▸ DATA SHOWN
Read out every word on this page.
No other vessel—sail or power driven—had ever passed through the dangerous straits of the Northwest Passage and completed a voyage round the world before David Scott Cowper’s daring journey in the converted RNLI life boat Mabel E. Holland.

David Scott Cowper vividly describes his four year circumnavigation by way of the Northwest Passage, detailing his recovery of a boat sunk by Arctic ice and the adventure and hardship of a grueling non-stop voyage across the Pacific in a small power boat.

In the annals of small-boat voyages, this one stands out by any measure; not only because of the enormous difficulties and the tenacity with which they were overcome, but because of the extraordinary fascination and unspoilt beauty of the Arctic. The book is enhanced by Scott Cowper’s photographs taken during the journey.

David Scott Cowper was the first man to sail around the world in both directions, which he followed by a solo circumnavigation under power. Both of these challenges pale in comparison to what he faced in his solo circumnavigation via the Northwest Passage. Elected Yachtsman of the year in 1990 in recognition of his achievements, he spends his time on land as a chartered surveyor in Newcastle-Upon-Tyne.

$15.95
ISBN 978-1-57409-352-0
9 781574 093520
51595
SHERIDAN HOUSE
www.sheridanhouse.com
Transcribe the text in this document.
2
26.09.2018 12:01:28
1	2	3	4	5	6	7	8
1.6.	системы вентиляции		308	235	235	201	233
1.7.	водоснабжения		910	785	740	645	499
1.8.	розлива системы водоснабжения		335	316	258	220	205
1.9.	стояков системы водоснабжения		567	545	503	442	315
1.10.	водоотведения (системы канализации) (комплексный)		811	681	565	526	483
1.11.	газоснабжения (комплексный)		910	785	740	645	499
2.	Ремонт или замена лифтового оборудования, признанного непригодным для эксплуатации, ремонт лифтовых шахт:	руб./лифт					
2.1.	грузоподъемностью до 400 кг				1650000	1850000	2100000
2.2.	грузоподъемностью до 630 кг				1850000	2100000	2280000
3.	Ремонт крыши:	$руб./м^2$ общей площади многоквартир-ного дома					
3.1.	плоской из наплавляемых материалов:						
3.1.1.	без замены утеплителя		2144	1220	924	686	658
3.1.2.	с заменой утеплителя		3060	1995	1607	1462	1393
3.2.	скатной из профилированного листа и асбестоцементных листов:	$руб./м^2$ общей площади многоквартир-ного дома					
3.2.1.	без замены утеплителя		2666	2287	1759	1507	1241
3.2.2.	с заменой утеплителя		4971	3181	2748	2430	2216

▸ THE PROBLEM
For the listing above, identify each line bearing "площади".

▸ ANSWER TO THIS TASK
3.	Ремонт крыши:	$руб./м^2$ общей площади многоквартир-ного дома					
3.2.	скатной из профилированного листа и асбестоцементных листов:	$руб./м^2$ общей площади многоквартир-ного дома					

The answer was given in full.